(begin)

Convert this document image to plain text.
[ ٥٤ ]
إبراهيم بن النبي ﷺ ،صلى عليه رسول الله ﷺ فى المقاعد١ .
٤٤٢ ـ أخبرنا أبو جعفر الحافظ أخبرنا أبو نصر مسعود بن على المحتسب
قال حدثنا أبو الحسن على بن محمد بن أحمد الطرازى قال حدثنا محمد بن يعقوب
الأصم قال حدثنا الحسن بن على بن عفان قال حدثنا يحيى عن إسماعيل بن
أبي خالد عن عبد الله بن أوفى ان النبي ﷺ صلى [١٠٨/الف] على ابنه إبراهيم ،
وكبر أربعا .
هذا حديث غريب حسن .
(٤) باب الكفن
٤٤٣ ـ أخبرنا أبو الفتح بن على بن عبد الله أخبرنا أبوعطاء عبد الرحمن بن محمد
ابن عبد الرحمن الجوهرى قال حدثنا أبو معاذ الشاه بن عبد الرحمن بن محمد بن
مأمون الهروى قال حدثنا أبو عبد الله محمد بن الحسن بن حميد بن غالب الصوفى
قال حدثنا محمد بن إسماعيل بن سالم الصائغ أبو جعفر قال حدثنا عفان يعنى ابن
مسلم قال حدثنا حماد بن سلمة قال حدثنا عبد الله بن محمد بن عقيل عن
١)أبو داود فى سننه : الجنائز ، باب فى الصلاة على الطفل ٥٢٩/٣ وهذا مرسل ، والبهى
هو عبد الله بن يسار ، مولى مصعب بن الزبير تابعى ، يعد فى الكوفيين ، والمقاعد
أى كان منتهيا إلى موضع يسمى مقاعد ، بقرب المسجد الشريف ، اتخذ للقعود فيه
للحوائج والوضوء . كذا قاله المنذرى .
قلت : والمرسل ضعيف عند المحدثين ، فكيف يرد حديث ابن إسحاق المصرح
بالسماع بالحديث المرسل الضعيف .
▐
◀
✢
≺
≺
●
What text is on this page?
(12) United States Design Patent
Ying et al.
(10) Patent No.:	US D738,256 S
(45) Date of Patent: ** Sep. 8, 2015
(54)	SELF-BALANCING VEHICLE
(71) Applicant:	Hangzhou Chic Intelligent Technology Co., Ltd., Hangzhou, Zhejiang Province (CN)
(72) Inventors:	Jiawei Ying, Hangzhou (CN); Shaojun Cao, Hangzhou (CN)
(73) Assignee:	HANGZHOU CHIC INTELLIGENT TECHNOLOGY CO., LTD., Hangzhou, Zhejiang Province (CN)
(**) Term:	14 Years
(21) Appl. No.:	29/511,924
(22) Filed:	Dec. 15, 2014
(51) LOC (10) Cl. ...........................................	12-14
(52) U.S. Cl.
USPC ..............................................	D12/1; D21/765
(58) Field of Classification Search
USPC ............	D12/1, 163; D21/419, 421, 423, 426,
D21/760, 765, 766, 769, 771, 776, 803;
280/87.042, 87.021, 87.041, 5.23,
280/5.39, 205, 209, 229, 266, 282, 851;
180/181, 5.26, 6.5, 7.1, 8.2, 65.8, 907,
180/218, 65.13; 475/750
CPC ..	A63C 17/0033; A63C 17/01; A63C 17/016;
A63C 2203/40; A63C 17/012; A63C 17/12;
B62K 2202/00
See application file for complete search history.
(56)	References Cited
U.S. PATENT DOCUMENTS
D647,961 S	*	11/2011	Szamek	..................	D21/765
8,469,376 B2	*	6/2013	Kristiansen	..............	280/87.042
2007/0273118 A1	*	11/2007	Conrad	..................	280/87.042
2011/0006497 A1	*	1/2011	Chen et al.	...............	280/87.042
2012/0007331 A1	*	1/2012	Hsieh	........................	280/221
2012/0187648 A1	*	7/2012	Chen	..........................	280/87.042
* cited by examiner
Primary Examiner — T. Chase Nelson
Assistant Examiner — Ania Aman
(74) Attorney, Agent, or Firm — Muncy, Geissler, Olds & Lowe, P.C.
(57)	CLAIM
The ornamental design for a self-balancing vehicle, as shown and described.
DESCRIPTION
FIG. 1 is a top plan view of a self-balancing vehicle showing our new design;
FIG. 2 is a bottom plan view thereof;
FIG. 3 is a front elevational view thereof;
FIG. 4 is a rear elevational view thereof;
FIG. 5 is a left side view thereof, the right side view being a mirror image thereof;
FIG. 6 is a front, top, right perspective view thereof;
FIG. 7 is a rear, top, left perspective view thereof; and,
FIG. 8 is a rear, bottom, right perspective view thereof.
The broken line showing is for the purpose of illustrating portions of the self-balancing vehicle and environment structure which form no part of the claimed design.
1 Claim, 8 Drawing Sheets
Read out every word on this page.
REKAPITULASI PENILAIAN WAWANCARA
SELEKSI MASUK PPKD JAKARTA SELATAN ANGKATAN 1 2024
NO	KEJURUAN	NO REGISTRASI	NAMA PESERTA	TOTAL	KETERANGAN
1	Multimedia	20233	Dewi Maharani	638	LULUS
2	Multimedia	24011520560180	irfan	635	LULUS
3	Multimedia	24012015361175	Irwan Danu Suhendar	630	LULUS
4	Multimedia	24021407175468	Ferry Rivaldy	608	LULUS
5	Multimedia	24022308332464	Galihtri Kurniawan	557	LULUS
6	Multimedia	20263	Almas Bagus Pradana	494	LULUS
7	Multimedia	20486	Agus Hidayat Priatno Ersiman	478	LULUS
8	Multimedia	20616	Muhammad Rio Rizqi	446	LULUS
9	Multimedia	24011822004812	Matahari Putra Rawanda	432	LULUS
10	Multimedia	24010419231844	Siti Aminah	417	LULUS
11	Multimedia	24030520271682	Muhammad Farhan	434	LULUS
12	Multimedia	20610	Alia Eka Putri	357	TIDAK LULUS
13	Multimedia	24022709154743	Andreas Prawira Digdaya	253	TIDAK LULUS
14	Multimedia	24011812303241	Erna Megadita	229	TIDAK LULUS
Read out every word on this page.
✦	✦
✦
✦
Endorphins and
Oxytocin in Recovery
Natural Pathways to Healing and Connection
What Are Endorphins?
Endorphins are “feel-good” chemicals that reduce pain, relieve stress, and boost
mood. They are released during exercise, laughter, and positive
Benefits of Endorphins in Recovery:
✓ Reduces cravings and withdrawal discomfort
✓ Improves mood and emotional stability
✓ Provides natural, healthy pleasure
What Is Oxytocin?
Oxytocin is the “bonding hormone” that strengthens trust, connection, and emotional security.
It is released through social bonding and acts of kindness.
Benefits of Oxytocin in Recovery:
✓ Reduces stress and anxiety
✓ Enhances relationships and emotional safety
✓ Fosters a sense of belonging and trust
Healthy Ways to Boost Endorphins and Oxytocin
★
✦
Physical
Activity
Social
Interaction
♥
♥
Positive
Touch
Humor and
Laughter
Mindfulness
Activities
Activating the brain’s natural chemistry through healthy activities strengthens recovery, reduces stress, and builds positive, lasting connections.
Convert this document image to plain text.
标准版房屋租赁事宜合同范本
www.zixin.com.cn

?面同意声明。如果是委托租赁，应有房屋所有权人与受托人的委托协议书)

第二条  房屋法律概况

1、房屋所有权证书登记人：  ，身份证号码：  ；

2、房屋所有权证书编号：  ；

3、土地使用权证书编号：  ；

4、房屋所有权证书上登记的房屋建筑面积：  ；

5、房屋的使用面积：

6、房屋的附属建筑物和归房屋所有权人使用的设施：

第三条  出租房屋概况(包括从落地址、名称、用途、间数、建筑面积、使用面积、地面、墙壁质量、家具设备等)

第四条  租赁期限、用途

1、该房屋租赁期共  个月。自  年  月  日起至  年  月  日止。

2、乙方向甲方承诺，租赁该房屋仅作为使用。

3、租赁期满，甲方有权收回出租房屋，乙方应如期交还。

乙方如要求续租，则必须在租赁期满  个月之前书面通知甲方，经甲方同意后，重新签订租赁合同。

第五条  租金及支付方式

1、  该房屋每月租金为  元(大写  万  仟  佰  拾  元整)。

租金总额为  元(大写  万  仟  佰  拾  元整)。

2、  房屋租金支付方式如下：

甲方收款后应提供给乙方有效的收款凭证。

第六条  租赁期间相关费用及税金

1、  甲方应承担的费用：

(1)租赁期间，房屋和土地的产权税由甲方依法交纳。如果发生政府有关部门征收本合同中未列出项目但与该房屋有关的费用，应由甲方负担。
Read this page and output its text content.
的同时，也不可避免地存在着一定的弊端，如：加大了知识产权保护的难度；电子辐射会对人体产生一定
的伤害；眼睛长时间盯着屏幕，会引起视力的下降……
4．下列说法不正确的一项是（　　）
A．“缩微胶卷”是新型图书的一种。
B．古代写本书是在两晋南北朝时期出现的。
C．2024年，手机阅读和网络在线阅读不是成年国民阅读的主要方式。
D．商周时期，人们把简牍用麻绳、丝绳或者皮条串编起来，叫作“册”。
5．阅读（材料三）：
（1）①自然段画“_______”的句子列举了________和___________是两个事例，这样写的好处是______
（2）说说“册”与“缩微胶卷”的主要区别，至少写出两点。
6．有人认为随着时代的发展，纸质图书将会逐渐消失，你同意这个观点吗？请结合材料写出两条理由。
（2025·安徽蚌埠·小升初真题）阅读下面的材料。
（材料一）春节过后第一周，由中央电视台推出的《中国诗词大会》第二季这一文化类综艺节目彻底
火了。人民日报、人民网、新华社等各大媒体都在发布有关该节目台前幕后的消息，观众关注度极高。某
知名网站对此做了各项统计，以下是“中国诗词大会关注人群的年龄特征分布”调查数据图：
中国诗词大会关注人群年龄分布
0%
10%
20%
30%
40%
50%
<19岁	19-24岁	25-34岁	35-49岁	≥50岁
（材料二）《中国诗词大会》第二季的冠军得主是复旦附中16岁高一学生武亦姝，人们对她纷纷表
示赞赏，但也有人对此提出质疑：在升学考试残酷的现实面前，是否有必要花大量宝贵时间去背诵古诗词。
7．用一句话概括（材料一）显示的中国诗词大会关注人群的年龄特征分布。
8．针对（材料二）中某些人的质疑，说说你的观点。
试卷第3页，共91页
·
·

(end)

Select the lines that carry the string "released" and copy them.

mood. They are released during exercise, laughter, and positive
It is released through social bonding and acts of kindness.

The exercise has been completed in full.